_Exercise_
Determine which lines contain the word "biztonsági", then copy those lines.

Collection entries
* begin *

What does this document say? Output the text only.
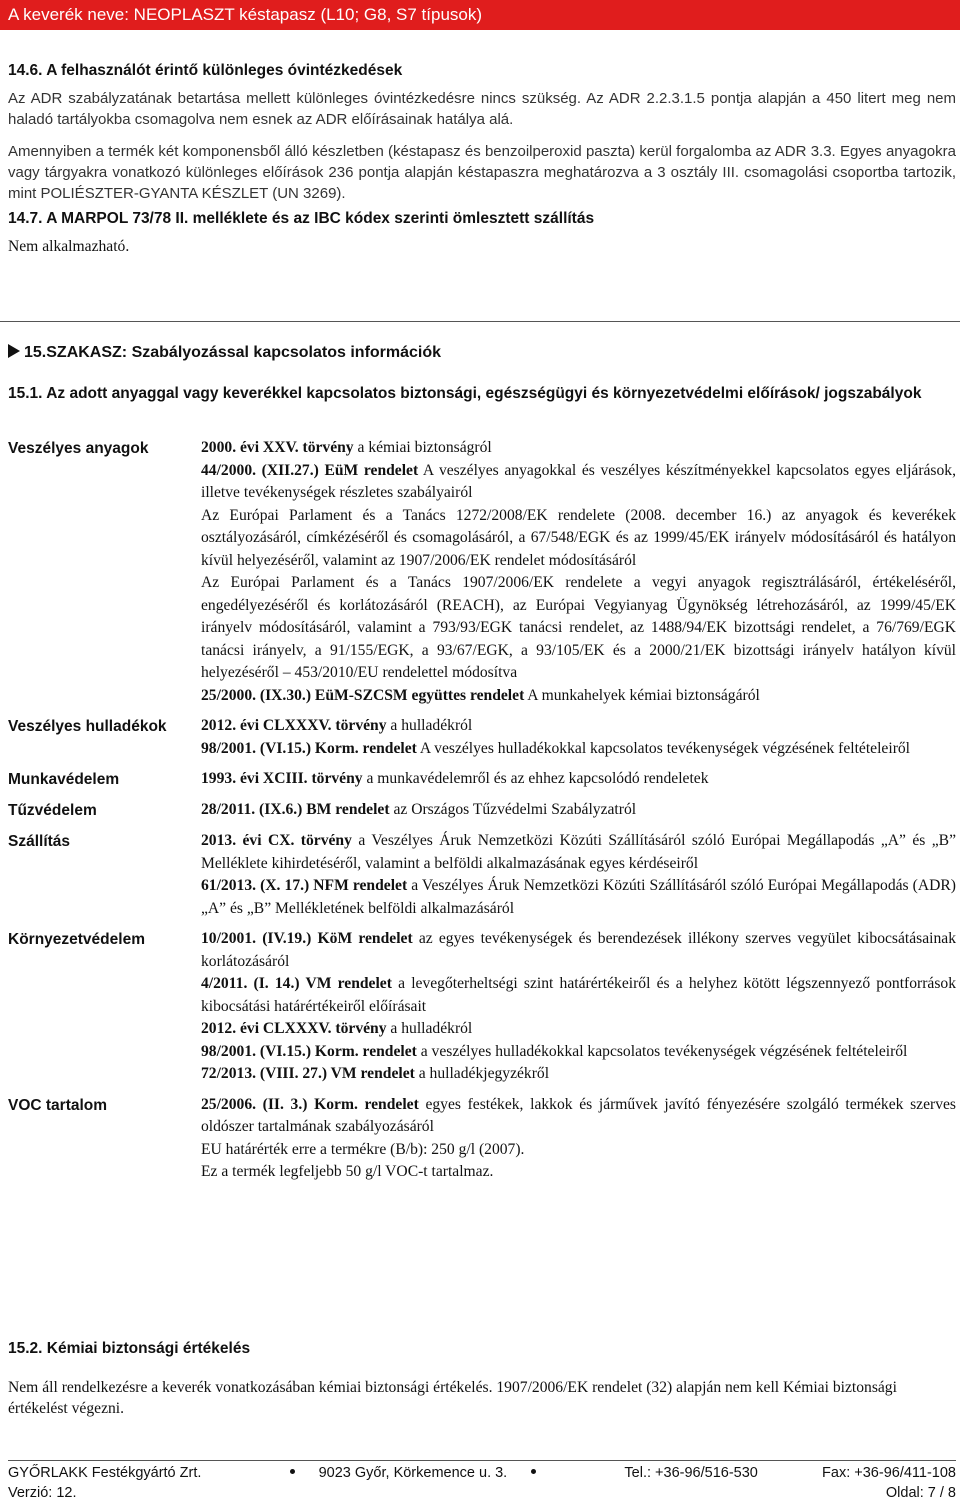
A keverék neve: NEOPLASZT késtapasz (L10; G8, S7 típusok)
14.6. A felhasználót érintő különleges óvintézkedések
Az ADR szabályzatának betartása mellett különleges óvintézkedésre nincs szükség. Az ADR 2.2.3.1.5 pontja alapján a 450 litert meg nem haladó tartályokba csomagolva nem esnek az ADR előírásainak hatálya alá.
Amennyiben a termék két komponensből álló készletben (késtapasz és benzoilperoxid paszta) kerül forgalomba az ADR 3.3. Egyes anyagokra vagy tárgyakra vonatkozó különleges előírások 236 pontja alapján késtapaszra meghatározva a 3 osztály III. csomagolási csoportba tartozik, mint POLIÉSZTER-GYANTA KÉSZLET (UN 3269).
14.7. A MARPOL 73/78 II. melléklete és az IBC kódex szerinti ömlesztett szállítás
Nem alkalmazható.
15.SZAKASZ: Szabályozással kapcsolatos információk
15.1. Az adott anyaggal vagy keverékkel kapcsolatos biztonsági, egészségügyi és környezetvédelmi előírások/ jogszabályok
Veszélyes anyagok	2000. évi XXV. törvény a kémiai biztonságról
44/2000. (XII.27.) EüM rendelet A veszélyes anyagokkal és veszélyes készítményekkel kapcsolatos egyes eljárások, illetve tevékenységek részletes szabályairól
Az Európai Parlament és a Tanács 1272/2008/EK rendelete (2008. december 16.) az anyagok és keverékek osztályozásáról, címkézéséről és csomagolásáról, a 67/548/EGK és az 1999/45/EK irányelv módosításáról és hatályon kívül helyezéséről, valamint az 1907/2006/EK rendelet módosításáról
Az Európai Parlament és a Tanács 1907/2006/EK rendelete a vegyi anyagok regisztrálásáról, értékeléséről, engedélyezéséről és korlátozásáról (REACH), az Európai Vegyianyag Ügynökség létrehozásáról, az 1999/45/EK irányelv módosításáról, valamint a 793/93/EGK tanácsi rendelet, az 1488/94/EK bizottsági rendelet, a 76/769/EGK tanácsi irányelv, a 91/155/EGK, a 93/67/EGK, a 93/105/EK és a 2000/21/EK bizottsági irányelv hatályon kívül helyezéséről – 453/2010/EU rendelettel módosítva
25/2000. (IX.30.) EüM-SZCSM együttes rendelet A munkahelyek kémiai biztonságáról
Veszélyes hulladékok	2012. évi CLXXXV. törvény a hulladékról
98/2001. (VI.15.) Korm. rendelet A veszélyes hulladékokkal kapcsolatos tevékenységek végzésének feltételeiről
Munkavédelem	1993. évi XCIII. törvény a munkavédelemről és az ehhez kapcsolódó rendeletek
Tűzvédelem	28/2011. (IX.6.) BM rendelet az Országos Tűzvédelmi Szabályzatról
Szállítás	2013. évi CX. törvény a Veszélyes Áruk Nemzetközi Közúti Szállításáról szóló Európai Megállapodás „A” és „B” Melléklete kihirdetéséről, valamint a belföldi alkalmazásának egyes kérdéseiről
61/2013. (X. 17.) NFM rendelet a Veszélyes Áruk Nemzetközi Közúti Szállításáról szóló Európai Megállapodás (ADR) „A” és „B” Mellékletének belföldi alkalmazásáról
Környezetvédelem	10/2001. (IV.19.) KöM rendelet az egyes tevékenységek és berendezések illékony szerves vegyület kibocsátásainak korlátozásáról
4/2011. (I. 14.) VM rendelet a levegőterheltségi szint határértékeiről és a helyhez kötött légszennyező pontforrások kibocsátási határértékeiről előírásait
2012. évi CLXXXV. törvény a hulladékról
98/2001. (VI.15.) Korm. rendelet a veszélyes hulladékokkal kapcsolatos tevékenységek végzésének feltételeiről
72/2013. (VIII. 27.) VM rendelet a hulladékjegyzékről
VOC tartalom	25/2006. (II. 3.) Korm. rendelet egyes festékek, lakkok és járművek javító fényezésére szolgáló termékek szerves oldószer tartalmának szabályozásáról
EU határérték erre a termékre (B/b): 250 g/l (2007).
Ez a termék legfeljebb 50 g/l VOC-t tartalmaz.
15.2. Kémiai biztonsági értékelés
Nem áll rendelkezésre a keverék vonatkozásában kémiai biztonsági értékelés. 1907/2006/EK rendelet (32) alapján nem kell Kémiai biztonsági értékelést végezni.
GYŐRLAKK Festékgyártó Zrt.	9023 Győr, Körkemence u. 3.	Tel.: +36-96/516-530	Fax: +36-96/411-108
Verzió: 12.	Oldal: 7 / 8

* end *

_Completed task_
15.1. Az adott anyaggal vagy keverékkel kapcsolatos biztonsági, egészségügyi és környezetvédelmi előírások/ jogszabályok
15.2. Kémiai biztonsági értékelés
Nem áll rendelkezésre a keverék vonatkozásában kémiai biztonsági értékelés. 1907/2006/EK rendelet (32) alapján nem kell Kémiai biztonsági értékelést végezni.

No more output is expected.